Exercise goal: Reproduce the lines of the material exactly, excluding every image.

Extracted information:
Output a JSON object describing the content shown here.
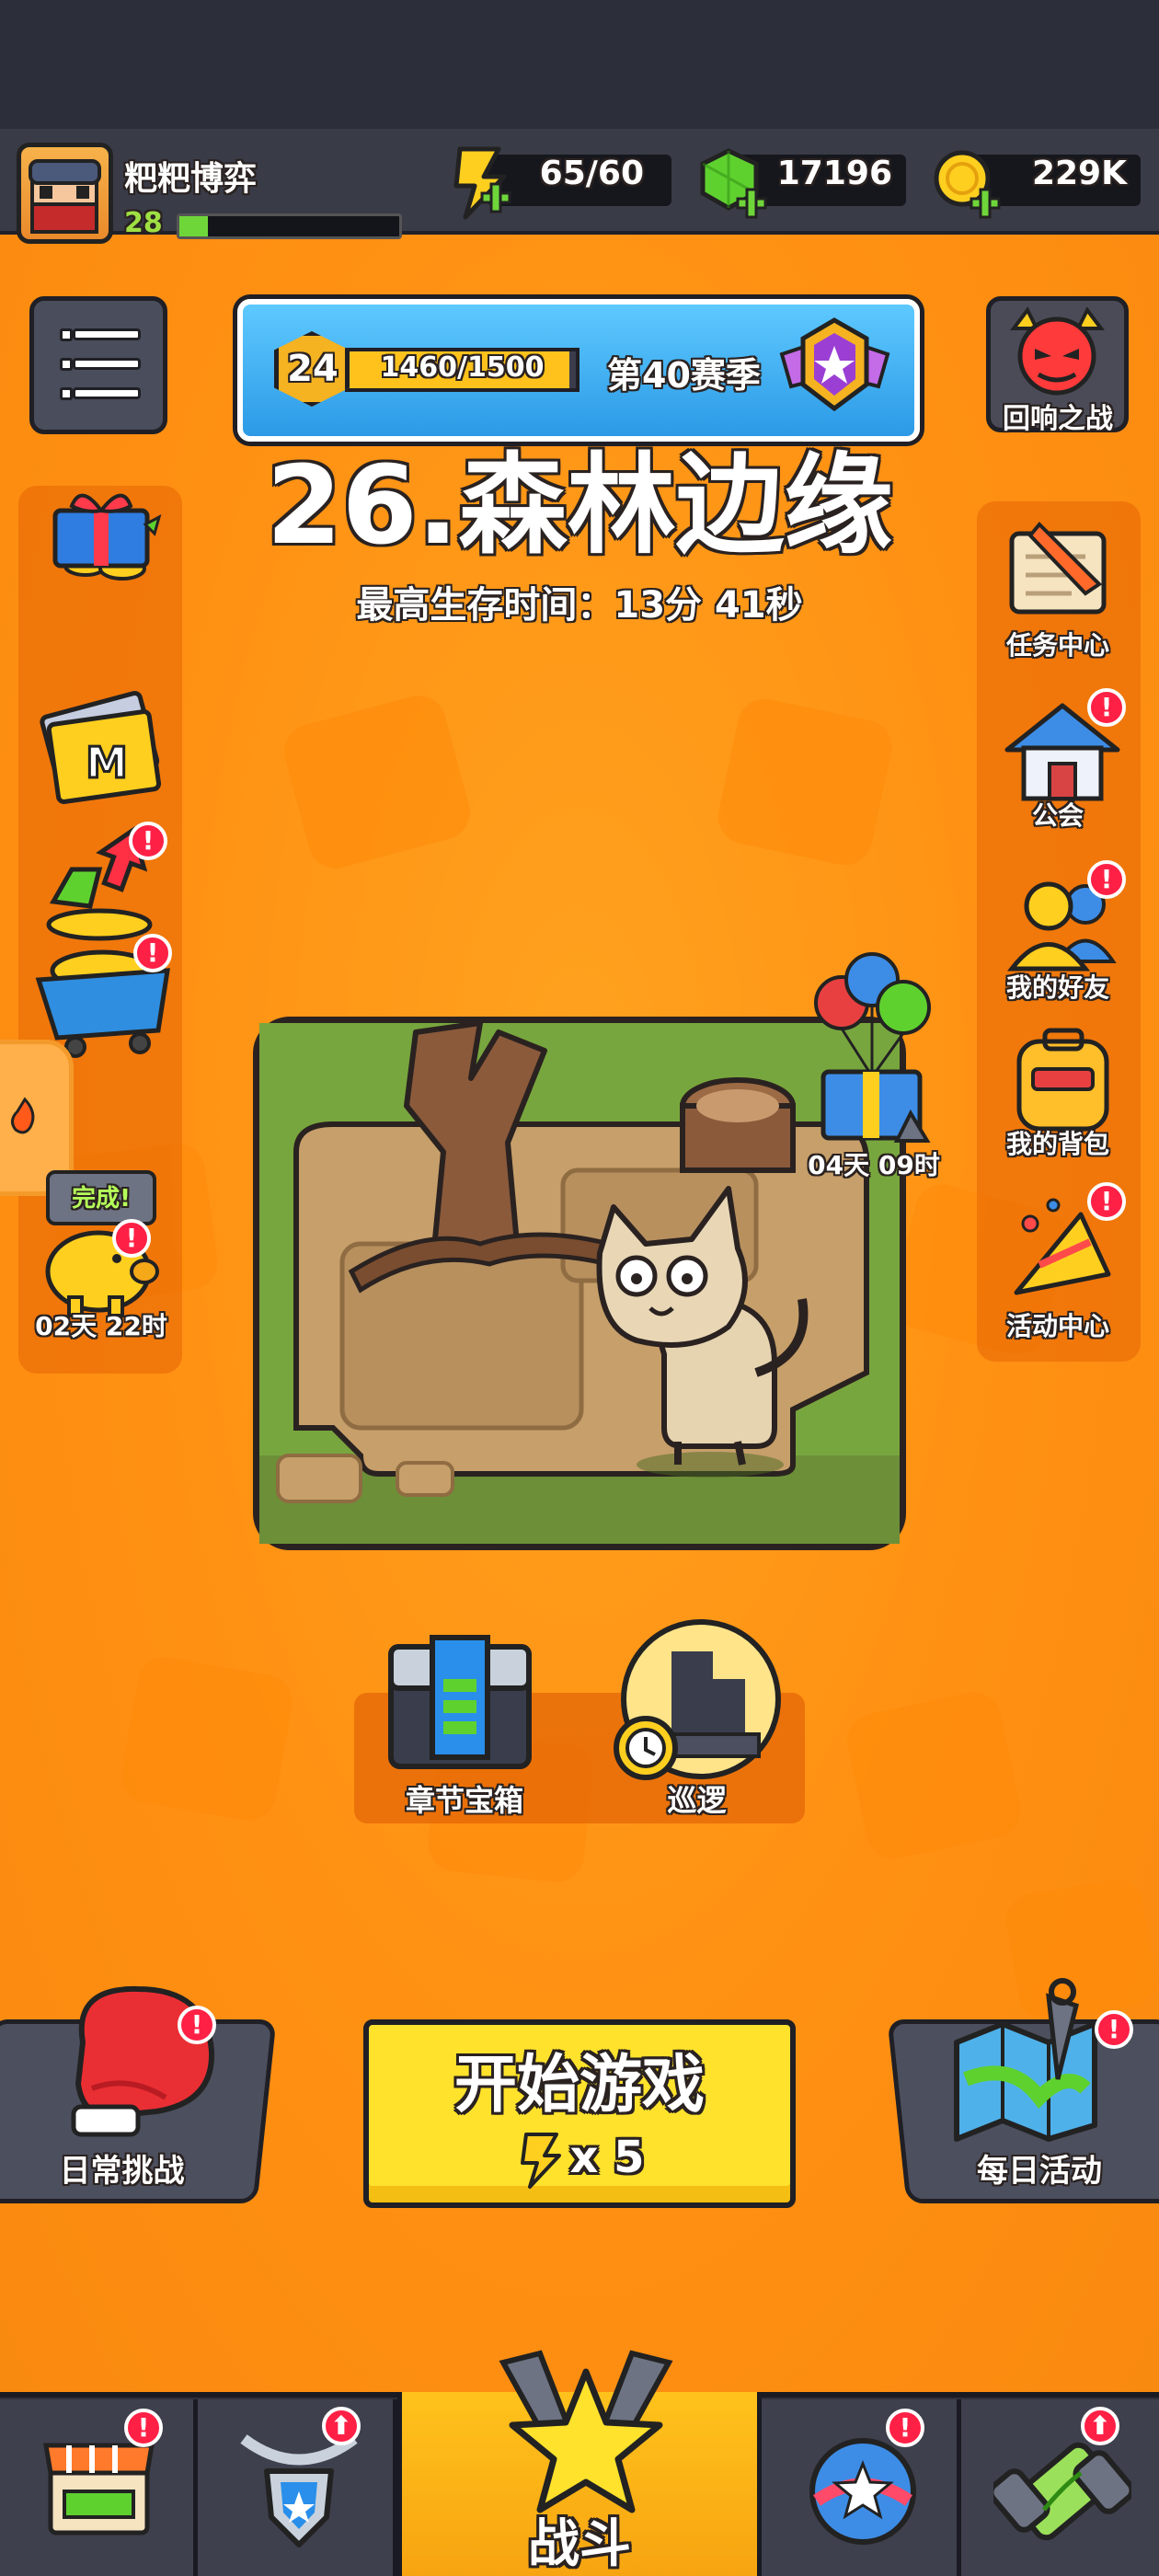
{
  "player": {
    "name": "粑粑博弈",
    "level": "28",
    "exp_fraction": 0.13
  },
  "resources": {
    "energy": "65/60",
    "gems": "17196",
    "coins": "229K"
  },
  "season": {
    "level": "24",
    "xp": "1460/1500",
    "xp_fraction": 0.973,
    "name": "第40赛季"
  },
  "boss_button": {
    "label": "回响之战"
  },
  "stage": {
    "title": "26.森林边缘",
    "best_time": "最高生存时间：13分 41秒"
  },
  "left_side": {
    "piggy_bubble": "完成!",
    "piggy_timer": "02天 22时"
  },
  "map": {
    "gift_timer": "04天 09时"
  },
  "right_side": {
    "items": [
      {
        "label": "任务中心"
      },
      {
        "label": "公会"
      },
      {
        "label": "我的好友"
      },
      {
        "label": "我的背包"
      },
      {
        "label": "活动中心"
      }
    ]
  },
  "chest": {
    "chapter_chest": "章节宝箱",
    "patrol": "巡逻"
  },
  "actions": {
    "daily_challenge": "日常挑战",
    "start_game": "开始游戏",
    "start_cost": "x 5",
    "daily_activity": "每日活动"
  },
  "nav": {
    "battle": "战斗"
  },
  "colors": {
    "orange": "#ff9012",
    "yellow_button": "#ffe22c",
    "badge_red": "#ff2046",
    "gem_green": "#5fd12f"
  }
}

Result of the task:
Output a JSON object describing the content shown here.
{
  "player": {
    "name": "粑粑博弈",
    "level": "28",
    "exp_fraction": 0.13
  },
  "resources": {
    "energy": "65/60",
    "gems": "17196",
    "coins": "229K"
  },
  "season": {
    "level": "24",
    "xp": "1460/1500",
    "xp_fraction": 0.973,
    "name": "第40赛季"
  },
  "boss_button": {
    "label": "回响之战"
  },
  "stage": {
    "title": "26.森林边缘",
    "best_time": "最高生存时间：13分 41秒"
  },
  "left_side": {
    "piggy_bubble": "完成!",
    "piggy_timer": "02天 22时"
  },
  "map": {
    "gift_timer": "04天 09时"
  },
  "right_side": {
    "items": [
      {
        "label": "任务中心"
      },
      {
        "label": "公会"
      },
      {
        "label": "我的好友"
      },
      {
        "label": "我的背包"
      },
      {
        "label": "活动中心"
      }
    ]
  },
  "chest": {
    "chapter_chest": "章节宝箱",
    "patrol": "巡逻"
  },
  "actions": {
    "daily_challenge": "日常挑战",
    "start_game": "开始游戏",
    "start_cost": "x 5",
    "daily_activity": "每日活动"
  },
  "nav": {
    "battle": "战斗"
  },
  "colors": {
    "orange": "#ff9012",
    "yellow_button": "#ffe22c",
    "badge_red": "#ff2046",
    "gem_green": "#5fd12f"
  }
}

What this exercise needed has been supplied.